WORK REQUIRED:
Print all records exactly, leaving nothing out.

· · · · · · ·

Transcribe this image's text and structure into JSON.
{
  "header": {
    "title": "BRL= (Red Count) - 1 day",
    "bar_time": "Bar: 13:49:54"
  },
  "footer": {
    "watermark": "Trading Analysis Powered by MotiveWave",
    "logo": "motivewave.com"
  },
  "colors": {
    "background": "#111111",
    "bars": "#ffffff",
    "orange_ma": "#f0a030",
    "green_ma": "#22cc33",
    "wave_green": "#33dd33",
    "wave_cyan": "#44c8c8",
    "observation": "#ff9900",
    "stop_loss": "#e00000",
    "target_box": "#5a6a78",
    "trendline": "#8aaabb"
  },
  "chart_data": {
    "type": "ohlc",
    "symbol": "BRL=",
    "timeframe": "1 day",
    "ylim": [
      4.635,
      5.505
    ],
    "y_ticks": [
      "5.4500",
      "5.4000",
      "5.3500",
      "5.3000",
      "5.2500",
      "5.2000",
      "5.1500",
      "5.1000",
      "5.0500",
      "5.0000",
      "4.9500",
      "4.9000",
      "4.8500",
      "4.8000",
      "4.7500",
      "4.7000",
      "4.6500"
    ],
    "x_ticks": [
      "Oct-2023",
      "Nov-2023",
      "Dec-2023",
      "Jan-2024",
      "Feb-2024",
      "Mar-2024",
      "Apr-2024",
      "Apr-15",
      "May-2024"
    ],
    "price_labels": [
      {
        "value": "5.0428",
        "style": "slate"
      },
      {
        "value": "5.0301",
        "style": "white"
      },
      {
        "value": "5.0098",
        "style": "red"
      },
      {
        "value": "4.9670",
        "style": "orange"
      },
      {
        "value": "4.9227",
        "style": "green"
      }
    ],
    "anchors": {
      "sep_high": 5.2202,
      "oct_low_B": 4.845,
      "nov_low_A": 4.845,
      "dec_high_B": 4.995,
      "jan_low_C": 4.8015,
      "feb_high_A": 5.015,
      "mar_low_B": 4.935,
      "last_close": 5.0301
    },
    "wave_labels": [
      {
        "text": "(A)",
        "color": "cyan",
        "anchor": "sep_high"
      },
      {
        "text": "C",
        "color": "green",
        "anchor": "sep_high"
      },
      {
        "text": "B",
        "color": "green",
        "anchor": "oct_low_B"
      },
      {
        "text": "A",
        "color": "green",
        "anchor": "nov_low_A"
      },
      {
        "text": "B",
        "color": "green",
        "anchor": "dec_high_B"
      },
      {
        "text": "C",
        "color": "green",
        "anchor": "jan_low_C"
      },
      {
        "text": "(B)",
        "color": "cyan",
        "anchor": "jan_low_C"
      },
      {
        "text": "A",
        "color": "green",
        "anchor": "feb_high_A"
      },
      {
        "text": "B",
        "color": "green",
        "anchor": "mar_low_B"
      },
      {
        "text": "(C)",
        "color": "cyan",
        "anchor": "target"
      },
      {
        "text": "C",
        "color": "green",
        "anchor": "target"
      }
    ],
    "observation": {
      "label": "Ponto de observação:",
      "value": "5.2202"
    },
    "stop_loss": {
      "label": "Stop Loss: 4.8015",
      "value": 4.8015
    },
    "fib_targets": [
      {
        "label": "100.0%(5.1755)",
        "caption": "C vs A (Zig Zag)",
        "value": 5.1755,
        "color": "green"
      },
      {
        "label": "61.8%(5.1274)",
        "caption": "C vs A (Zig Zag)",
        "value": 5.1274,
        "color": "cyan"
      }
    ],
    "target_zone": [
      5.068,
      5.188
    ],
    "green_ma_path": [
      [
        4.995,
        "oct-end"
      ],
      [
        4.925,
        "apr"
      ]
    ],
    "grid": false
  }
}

· · · · · · ·

ANSWER IN FULL:
Transcribe this image's text and structure into JSON.
{
  "header": {
    "title": "BRL= (Red Count) - 1 day",
    "bar_time": "Bar: 13:49:54"
  },
  "footer": {
    "watermark": "Trading Analysis Powered by MotiveWave",
    "logo": "motivewave.com"
  },
  "colors": {
    "background": "#111111",
    "bars": "#ffffff",
    "orange_ma": "#f0a030",
    "green_ma": "#22cc33",
    "wave_green": "#33dd33",
    "wave_cyan": "#44c8c8",
    "observation": "#ff9900",
    "stop_loss": "#e00000",
    "target_box": "#5a6a78",
    "trendline": "#8aaabb"
  },
  "chart_data": {
    "type": "ohlc",
    "symbol": "BRL=",
    "timeframe": "1 day",
    "ylim": [
      4.635,
      5.505
    ],
    "y_ticks": [
      "5.4500",
      "5.4000",
      "5.3500",
      "5.3000",
      "5.2500",
      "5.2000",
      "5.1500",
      "5.1000",
      "5.0500",
      "5.0000",
      "4.9500",
      "4.9000",
      "4.8500",
      "4.8000",
      "4.7500",
      "4.7000",
      "4.6500"
    ],
    "x_ticks": [
      "Oct-2023",
      "Nov-2023",
      "Dec-2023",
      "Jan-2024",
      "Feb-2024",
      "Mar-2024",
      "Apr-2024",
      "Apr-15",
      "May-2024"
    ],
    "price_labels": [
      {
        "value": "5.0428",
        "style": "slate"
      },
      {
        "value": "5.0301",
        "style": "white"
      },
      {
        "value": "5.0098",
        "style": "red"
      },
      {
        "value": "4.9670",
        "style": "orange"
      },
      {
        "value": "4.9227",
        "style": "green"
      }
    ],
    "anchors": {
      "sep_high": 5.2202,
      "oct_low_B": 4.845,
      "nov_low_A": 4.845,
      "dec_high_B": 4.995,
      "jan_low_C": 4.8015,
      "feb_high_A": 5.015,
      "mar_low_B": 4.935,
      "last_close": 5.0301
    },
    "wave_labels": [
      {
        "text": "(A)",
        "color": "cyan",
        "anchor": "sep_high"
      },
      {
        "text": "C",
        "color": "green",
        "anchor": "sep_high"
      },
      {
        "text": "B",
        "color": "green",
        "anchor": "oct_low_B"
      },
      {
        "text": "A",
        "color": "green",
        "anchor": "nov_low_A"
      },
      {
        "text": "B",
        "color": "green",
        "anchor": "dec_high_B"
      },
      {
        "text": "C",
        "color": "green",
        "anchor": "jan_low_C"
      },
      {
        "text": "(B)",
        "color": "cyan",
        "anchor": "jan_low_C"
      },
      {
        "text": "A",
        "color": "green",
        "anchor": "feb_high_A"
      },
      {
        "text": "B",
        "color": "green",
        "anchor": "mar_low_B"
      },
      {
        "text": "(C)",
        "color": "cyan",
        "anchor": "target"
      },
      {
        "text": "C",
        "color": "green",
        "anchor": "target"
      }
    ],
    "observation": {
      "label": "Ponto de observação:",
      "value": "5.2202"
    },
    "stop_loss": {
      "label": "Stop Loss: 4.8015",
      "value": 4.8015
    },
    "fib_targets": [
      {
        "label": "100.0%(5.1755)",
        "caption": "C vs A (Zig Zag)",
        "value": 5.1755,
        "color": "green"
      },
      {
        "label": "61.8%(5.1274)",
        "caption": "C vs A (Zig Zag)",
        "value": 5.1274,
        "color": "cyan"
      }
    ],
    "target_zone": [
      5.068,
      5.188
    ],
    "green_ma_path": [
      [
        4.995,
        "oct-end"
      ],
      [
        4.925,
        "apr"
      ]
    ],
    "grid": false
  }
}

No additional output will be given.